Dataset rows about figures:
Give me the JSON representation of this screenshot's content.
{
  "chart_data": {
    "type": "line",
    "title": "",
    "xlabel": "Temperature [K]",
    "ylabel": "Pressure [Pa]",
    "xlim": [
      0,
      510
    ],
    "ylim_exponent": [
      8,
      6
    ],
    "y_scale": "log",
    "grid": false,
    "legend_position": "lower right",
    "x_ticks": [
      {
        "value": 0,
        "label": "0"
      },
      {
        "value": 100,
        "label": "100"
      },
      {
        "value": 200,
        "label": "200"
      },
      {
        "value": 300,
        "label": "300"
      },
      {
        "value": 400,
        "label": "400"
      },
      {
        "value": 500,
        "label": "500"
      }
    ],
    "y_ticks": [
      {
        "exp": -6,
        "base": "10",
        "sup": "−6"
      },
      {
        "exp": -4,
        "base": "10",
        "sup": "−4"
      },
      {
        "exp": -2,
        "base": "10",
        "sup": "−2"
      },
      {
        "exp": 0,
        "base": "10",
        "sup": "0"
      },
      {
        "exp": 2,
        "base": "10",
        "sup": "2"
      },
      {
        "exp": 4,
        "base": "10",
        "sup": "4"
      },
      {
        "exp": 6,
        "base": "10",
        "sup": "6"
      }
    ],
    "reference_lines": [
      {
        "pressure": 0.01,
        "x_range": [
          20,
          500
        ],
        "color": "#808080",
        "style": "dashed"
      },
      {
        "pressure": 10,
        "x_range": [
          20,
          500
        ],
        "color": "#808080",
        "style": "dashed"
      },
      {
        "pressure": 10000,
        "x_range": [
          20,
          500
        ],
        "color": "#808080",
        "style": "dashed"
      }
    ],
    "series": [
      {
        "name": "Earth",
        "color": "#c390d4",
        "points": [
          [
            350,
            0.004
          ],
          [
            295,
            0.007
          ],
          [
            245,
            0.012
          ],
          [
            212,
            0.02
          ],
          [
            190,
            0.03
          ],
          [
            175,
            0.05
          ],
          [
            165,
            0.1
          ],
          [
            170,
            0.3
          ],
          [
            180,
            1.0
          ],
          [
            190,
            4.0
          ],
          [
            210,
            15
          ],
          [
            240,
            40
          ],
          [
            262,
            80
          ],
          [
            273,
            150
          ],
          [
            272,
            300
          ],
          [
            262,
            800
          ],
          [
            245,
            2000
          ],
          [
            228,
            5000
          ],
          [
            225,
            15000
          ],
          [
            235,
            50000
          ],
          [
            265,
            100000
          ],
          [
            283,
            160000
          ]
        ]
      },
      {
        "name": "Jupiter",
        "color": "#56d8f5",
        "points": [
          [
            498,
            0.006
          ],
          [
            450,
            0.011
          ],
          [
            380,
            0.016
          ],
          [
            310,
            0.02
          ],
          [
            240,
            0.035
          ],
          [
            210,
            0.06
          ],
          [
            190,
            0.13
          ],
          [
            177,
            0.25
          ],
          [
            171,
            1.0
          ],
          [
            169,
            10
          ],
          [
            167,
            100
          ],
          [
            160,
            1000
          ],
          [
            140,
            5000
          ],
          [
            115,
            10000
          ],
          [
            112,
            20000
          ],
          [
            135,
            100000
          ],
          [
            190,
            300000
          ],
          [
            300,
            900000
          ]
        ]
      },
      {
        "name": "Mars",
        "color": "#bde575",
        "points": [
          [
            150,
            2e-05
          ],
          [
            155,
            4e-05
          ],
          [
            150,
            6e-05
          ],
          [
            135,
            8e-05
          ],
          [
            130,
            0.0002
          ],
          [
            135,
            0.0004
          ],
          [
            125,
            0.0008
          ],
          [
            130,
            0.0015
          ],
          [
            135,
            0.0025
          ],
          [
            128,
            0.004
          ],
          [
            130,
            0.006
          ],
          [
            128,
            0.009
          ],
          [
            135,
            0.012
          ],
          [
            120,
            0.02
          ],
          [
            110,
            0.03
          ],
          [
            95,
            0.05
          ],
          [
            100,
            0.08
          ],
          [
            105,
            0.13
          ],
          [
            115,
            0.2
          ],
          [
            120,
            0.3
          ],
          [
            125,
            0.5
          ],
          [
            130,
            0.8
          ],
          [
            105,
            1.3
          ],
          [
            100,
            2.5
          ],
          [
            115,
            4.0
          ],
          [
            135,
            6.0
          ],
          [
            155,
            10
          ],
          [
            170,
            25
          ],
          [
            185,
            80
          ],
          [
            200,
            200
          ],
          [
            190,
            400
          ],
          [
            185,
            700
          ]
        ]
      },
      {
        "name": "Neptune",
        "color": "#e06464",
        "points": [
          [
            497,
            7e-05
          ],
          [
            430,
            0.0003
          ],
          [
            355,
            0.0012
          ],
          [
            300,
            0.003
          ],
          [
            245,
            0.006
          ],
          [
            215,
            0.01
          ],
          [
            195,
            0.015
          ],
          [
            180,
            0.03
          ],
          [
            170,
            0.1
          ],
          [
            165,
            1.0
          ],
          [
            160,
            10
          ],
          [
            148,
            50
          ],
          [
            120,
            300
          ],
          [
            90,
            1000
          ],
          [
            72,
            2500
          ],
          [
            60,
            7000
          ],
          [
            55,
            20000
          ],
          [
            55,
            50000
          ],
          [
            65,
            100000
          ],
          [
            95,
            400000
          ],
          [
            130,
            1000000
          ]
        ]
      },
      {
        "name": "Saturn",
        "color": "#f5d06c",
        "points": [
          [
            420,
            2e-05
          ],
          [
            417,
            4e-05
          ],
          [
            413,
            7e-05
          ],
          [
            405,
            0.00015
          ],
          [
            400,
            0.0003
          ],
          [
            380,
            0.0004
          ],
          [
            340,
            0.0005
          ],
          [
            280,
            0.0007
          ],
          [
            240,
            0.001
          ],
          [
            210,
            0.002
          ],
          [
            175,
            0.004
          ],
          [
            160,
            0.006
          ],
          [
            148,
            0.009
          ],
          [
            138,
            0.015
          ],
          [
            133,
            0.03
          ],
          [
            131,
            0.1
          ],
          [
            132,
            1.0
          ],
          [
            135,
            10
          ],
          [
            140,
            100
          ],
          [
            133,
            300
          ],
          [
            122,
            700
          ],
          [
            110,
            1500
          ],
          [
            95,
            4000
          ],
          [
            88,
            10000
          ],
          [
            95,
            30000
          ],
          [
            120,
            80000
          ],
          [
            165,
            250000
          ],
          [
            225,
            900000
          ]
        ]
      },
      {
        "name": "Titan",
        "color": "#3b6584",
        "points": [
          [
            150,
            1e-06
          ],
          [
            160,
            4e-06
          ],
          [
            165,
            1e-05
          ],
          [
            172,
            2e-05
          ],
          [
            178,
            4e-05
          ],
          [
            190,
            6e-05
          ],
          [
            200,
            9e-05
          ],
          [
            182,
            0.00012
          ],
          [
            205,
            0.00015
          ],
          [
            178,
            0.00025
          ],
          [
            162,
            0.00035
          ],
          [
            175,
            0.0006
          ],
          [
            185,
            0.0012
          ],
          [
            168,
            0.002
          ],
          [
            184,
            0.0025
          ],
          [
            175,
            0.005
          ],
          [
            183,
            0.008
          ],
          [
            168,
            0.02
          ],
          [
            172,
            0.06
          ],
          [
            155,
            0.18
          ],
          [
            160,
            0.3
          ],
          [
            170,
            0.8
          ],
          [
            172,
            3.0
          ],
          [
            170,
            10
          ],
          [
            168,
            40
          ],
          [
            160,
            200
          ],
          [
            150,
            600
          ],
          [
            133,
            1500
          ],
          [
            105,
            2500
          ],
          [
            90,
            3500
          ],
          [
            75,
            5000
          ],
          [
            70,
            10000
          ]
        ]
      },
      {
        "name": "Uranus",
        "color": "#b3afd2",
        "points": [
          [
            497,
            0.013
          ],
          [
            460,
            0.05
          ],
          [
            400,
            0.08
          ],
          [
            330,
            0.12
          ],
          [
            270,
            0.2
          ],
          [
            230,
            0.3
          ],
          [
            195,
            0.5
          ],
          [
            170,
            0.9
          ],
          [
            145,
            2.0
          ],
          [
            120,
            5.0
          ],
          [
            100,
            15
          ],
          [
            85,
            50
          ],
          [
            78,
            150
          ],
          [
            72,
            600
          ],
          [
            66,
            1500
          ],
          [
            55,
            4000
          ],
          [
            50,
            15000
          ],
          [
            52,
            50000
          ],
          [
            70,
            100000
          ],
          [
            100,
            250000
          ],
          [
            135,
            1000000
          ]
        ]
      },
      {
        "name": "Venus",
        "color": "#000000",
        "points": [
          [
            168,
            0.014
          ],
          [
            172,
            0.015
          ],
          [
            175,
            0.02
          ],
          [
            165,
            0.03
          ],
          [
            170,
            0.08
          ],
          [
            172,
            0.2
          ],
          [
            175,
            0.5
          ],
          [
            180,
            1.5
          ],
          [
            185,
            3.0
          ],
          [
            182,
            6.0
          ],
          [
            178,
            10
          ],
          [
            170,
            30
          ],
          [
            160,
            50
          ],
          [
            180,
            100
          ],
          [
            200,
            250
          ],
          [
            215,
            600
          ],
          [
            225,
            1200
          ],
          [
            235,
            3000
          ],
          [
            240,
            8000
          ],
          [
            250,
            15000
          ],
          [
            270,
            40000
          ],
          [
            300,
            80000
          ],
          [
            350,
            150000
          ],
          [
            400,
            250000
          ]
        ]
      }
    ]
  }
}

-- What is asked --
Pick out all lines containing the string "color".

-- Complete answer --
        "color": "#808080",
        "color": "#808080",
        "color": "#808080",
        "color": "#c390d4",
        "color": "#56d8f5",
        "color": "#bde575",
        "color": "#e06464",
        "color": "#f5d06c",
        "color": "#3b6584",
        "color": "#b3afd2",
        "color": "#000000",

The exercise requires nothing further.